[PROBLEM STATEMENT]
Return all lines in the material below that contain "Investasi".

## start MATERIAL

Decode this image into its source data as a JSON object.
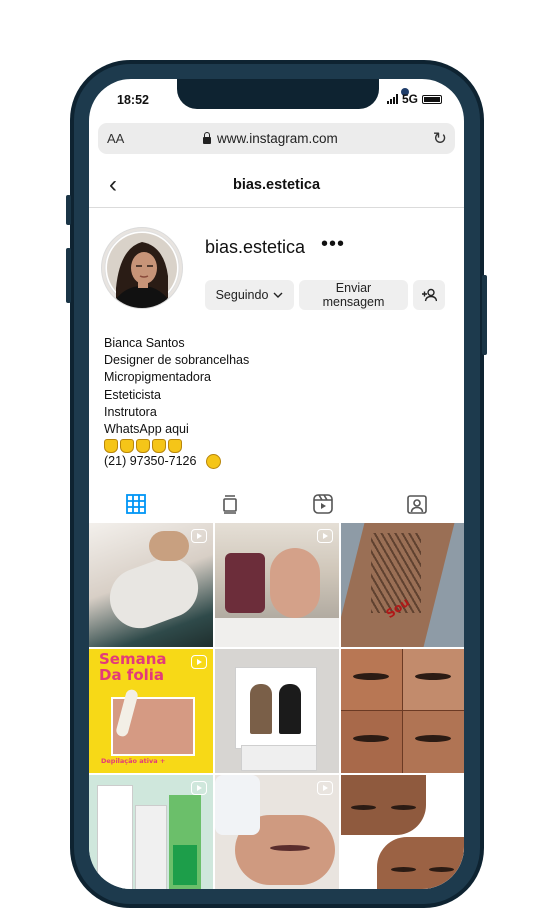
{
  "status": {
    "time": "18:52",
    "network": "5G"
  },
  "browser": {
    "aa": "AA",
    "url": "www.instagram.com"
  },
  "header": {
    "title": "bias.estetica"
  },
  "profile": {
    "username": "bias.estetica",
    "follow_label": "Seguindo",
    "message_label_line1": "Enviar",
    "message_label_line2": "mensagem"
  },
  "bio": {
    "lines": [
      "Bianca Santos",
      "Designer de sobrancelhas",
      "Micropigmentadora",
      "Esteticista",
      "Instrutora",
      "WhatsApp aqui"
    ],
    "phone": "(21) 97350-7126"
  },
  "tabs": [
    "grid-icon",
    "igtv-icon",
    "reels-icon",
    "tagged-icon"
  ],
  "colors": {
    "accent": "#0095f6",
    "button_bg": "#efefef",
    "phone_frame": "#0e2331"
  },
  "posts": [
    {
      "kind": "reel",
      "text": ""
    },
    {
      "kind": "reel",
      "text": ""
    },
    {
      "kind": "photo",
      "text": "Sou"
    },
    {
      "kind": "reel",
      "text": "Semana Da folia",
      "subtext": "Depilação ativa +"
    },
    {
      "kind": "photo",
      "text": ""
    },
    {
      "kind": "photo",
      "text": ""
    },
    {
      "kind": "reel",
      "text": ""
    },
    {
      "kind": "reel",
      "text": ""
    },
    {
      "kind": "photo",
      "text": ""
    }
  ]
}
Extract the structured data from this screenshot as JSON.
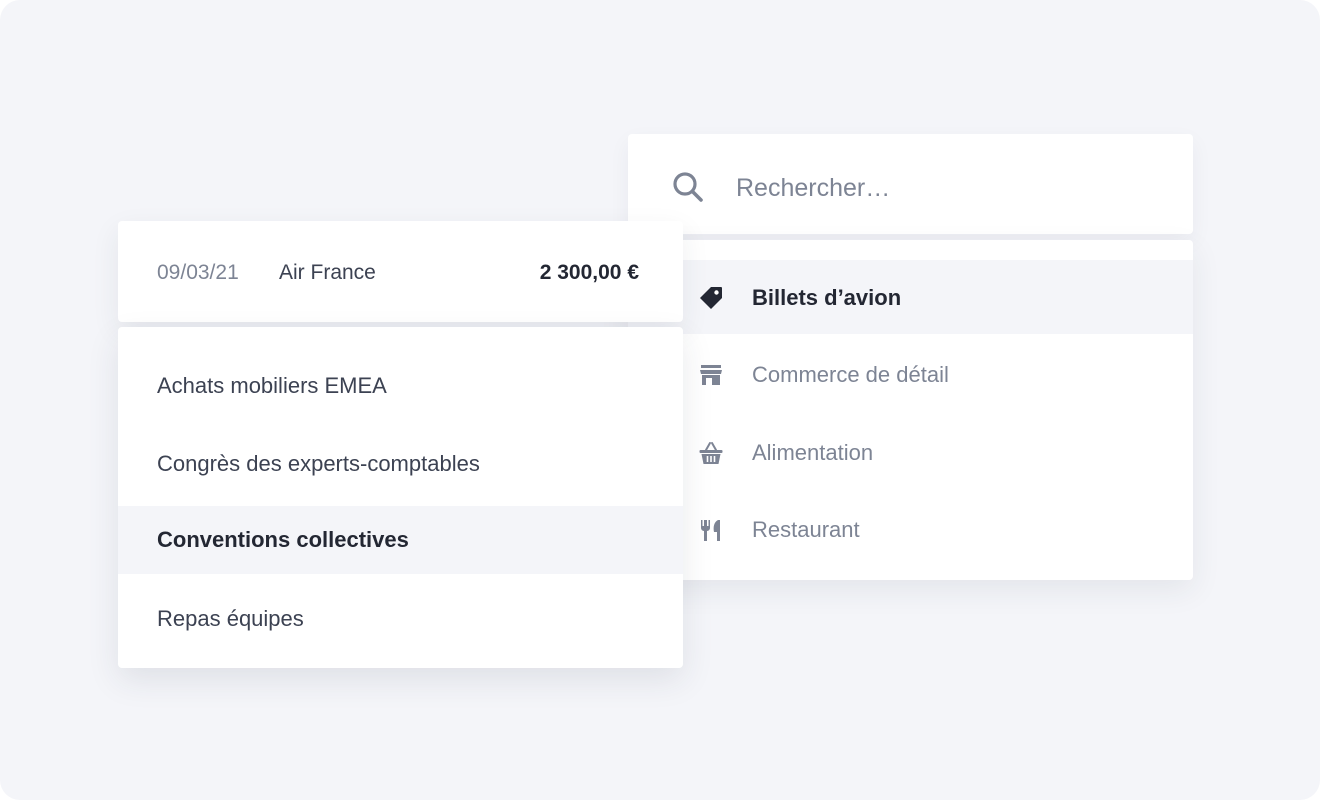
{
  "search": {
    "placeholder": "Rechercher…",
    "value": ""
  },
  "categories": [
    {
      "label": "Billets d’avion",
      "icon": "tag-icon",
      "selected": true
    },
    {
      "label": "Commerce de détail",
      "icon": "store-icon",
      "selected": false
    },
    {
      "label": "Alimentation",
      "icon": "basket-icon",
      "selected": false
    },
    {
      "label": "Restaurant",
      "icon": "fork-knife-icon",
      "selected": false
    }
  ],
  "transaction": {
    "date": "09/03/21",
    "merchant": "Air France",
    "amount": "2 300,00 €"
  },
  "projects": [
    {
      "label": "Achats mobiliers EMEA",
      "selected": false
    },
    {
      "label": "Congrès des experts-comptables",
      "selected": false
    },
    {
      "label": "Conventions collectives",
      "selected": true
    },
    {
      "label": "Repas équipes",
      "selected": false
    }
  ],
  "colors": {
    "background": "#f4f5f9",
    "card": "#ffffff",
    "text_strong": "#232733",
    "text_muted": "#7d8494",
    "highlight_row": "#f4f5f9"
  }
}
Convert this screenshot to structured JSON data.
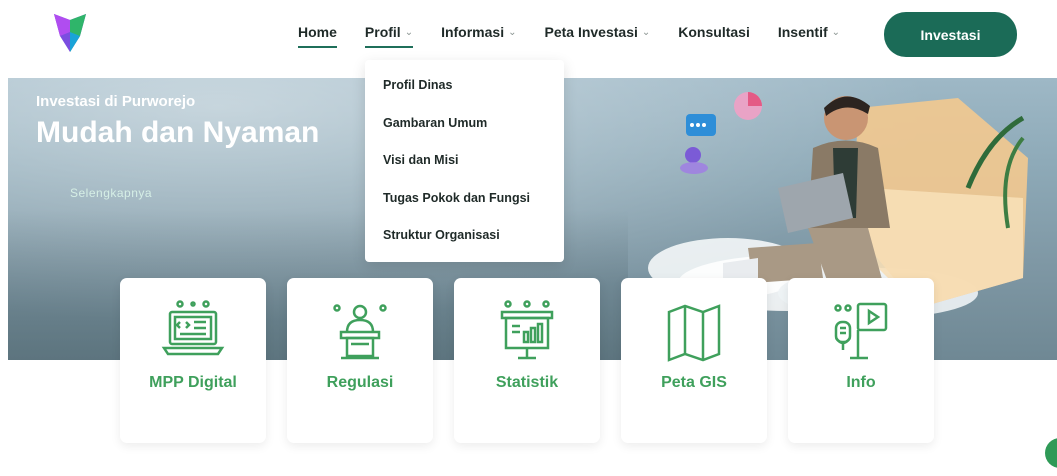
{
  "header": {
    "logo": "logo-icon",
    "nav": [
      {
        "label": "Home",
        "has_caret": false,
        "state": "active"
      },
      {
        "label": "Profil",
        "has_caret": true,
        "state": "open"
      },
      {
        "label": "Informasi",
        "has_caret": true,
        "state": ""
      },
      {
        "label": "Peta Investasi",
        "has_caret": true,
        "state": ""
      },
      {
        "label": "Konsultasi",
        "has_caret": false,
        "state": ""
      },
      {
        "label": "Insentif",
        "has_caret": true,
        "state": ""
      }
    ],
    "cta_label": "Investasi"
  },
  "dropdown": {
    "items": [
      "Profil Dinas",
      "Gambaran Umum",
      "Visi dan Misi",
      "Tugas Pokok dan Fungsi",
      "Struktur Organisasi"
    ]
  },
  "hero": {
    "kicker": "Investasi di Purworejo",
    "title": "Mudah dan Nyaman",
    "link": "Selengkapnya"
  },
  "cards": [
    {
      "label": "MPP Digital",
      "icon": "laptop-code-icon"
    },
    {
      "label": "Regulasi",
      "icon": "speaker-podium-icon"
    },
    {
      "label": "Statistik",
      "icon": "presentation-chart-icon"
    },
    {
      "label": "Peta GIS",
      "icon": "map-icon"
    },
    {
      "label": "Info",
      "icon": "info-media-icon"
    }
  ],
  "colors": {
    "brand": "#1b6b57",
    "accent_green": "#3fa05c"
  }
}
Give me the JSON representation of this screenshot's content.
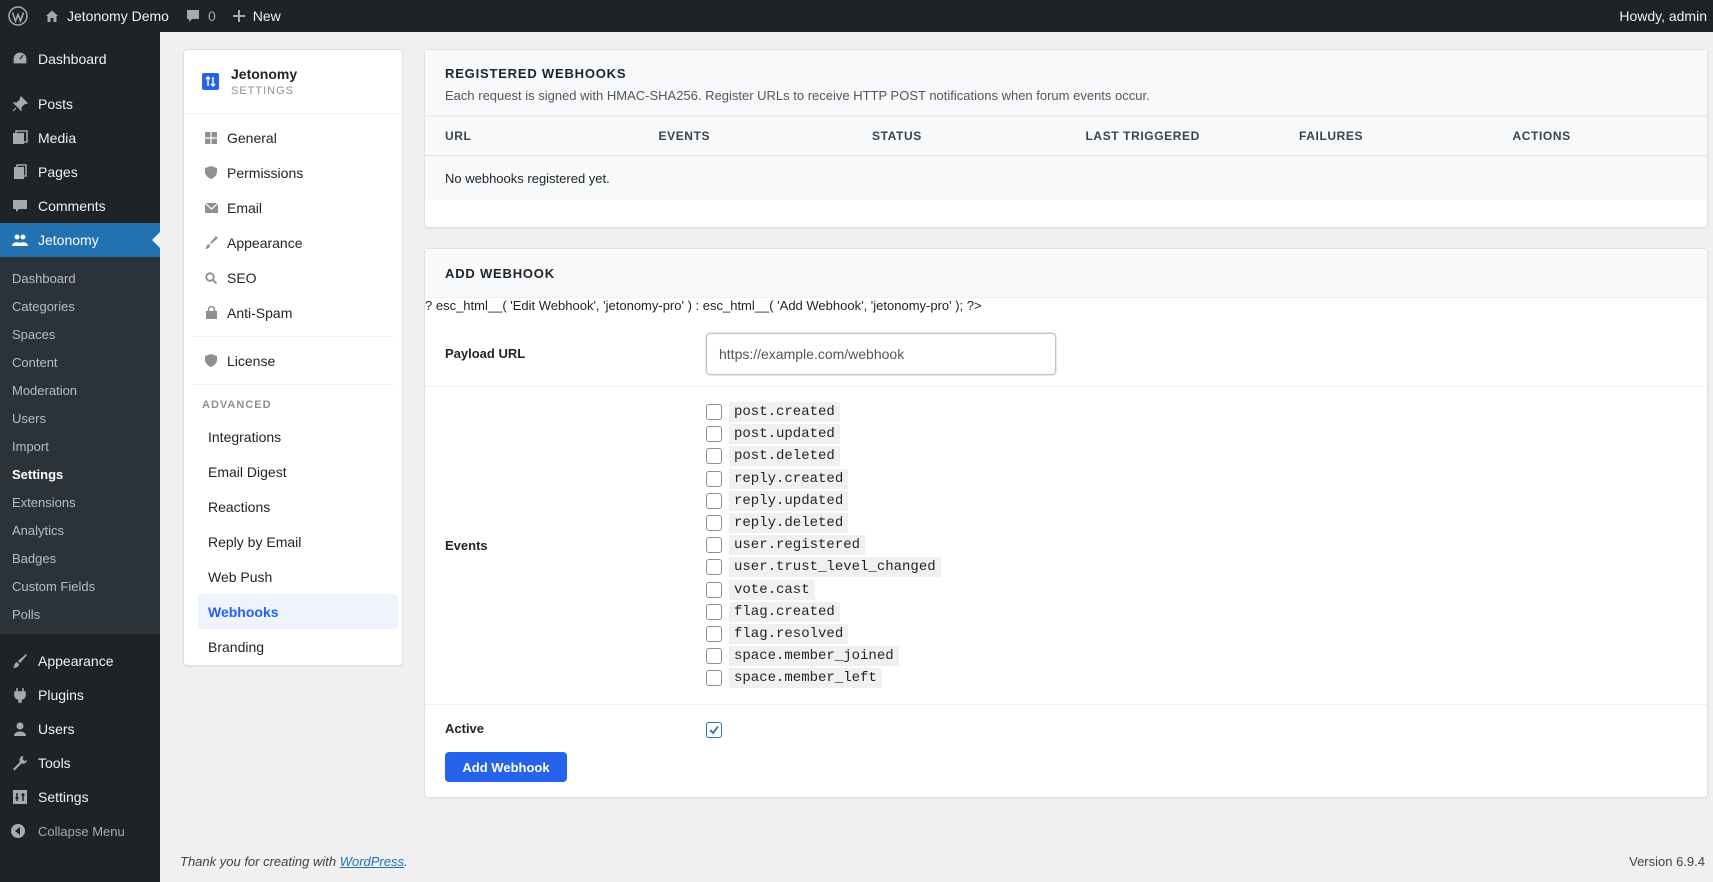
{
  "adminbar": {
    "site_name": "Jetonomy Demo",
    "comments_count": "0",
    "new_label": "New",
    "howdy": "Howdy, admin"
  },
  "menu": {
    "dashboard": "Dashboard",
    "posts": "Posts",
    "media": "Media",
    "pages": "Pages",
    "comments": "Comments",
    "jetonomy": "Jetonomy",
    "jetonomy_sub": [
      "Dashboard",
      "Categories",
      "Spaces",
      "Content",
      "Moderation",
      "Users",
      "Import",
      "Settings",
      "Extensions",
      "Analytics",
      "Badges",
      "Custom Fields",
      "Polls"
    ],
    "appearance": "Appearance",
    "plugins": "Plugins",
    "users": "Users",
    "tools": "Tools",
    "settings": "Settings",
    "collapse": "Collapse Menu"
  },
  "settings_nav": {
    "brand_title": "Jetonomy",
    "brand_subtitle": "SETTINGS",
    "items": [
      "General",
      "Permissions",
      "Email",
      "Appearance",
      "SEO",
      "Anti-Spam"
    ],
    "license": "License",
    "advanced_heading": "ADVANCED",
    "advanced_items": [
      "Integrations",
      "Email Digest",
      "Reactions",
      "Reply by Email",
      "Web Push",
      "Webhooks",
      "Branding"
    ]
  },
  "registered": {
    "title": "REGISTERED WEBHOOKS",
    "description": "Each request is signed with HMAC-SHA256. Register URLs to receive HTTP POST notifications when forum events occur.",
    "columns": [
      "URL",
      "EVENTS",
      "STATUS",
      "LAST TRIGGERED",
      "FAILURES",
      "ACTIONS"
    ],
    "empty": "No webhooks registered yet."
  },
  "add": {
    "title": "ADD WEBHOOK",
    "php_leak": "? esc_html__( 'Edit Webhook', 'jetonomy-pro' ) : esc_html__( 'Add Webhook', 'jetonomy-pro' ); ?>",
    "payload_label": "Payload URL",
    "payload_placeholder": "https://example.com/webhook",
    "events_label": "Events",
    "events": [
      "post.created",
      "post.updated",
      "post.deleted",
      "reply.created",
      "reply.updated",
      "reply.deleted",
      "user.registered",
      "user.trust_level_changed",
      "vote.cast",
      "flag.created",
      "flag.resolved",
      "space.member_joined",
      "space.member_left"
    ],
    "active_label": "Active",
    "submit": "Add Webhook"
  },
  "footer": {
    "thanks_prefix": "Thank you for creating with ",
    "thanks_link": "WordPress",
    "thanks_suffix": ".",
    "version": "Version 6.9.4"
  },
  "colors": {
    "accent": "#2563eb",
    "wp_blue": "#2271b1",
    "admin_dark": "#1d2327"
  }
}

## end MATERIAL

[FINAL RESULT]
        "label": "Peta Investasi",
    "cta_label": "Investasi"
    "kicker": "Investasi di Purworejo",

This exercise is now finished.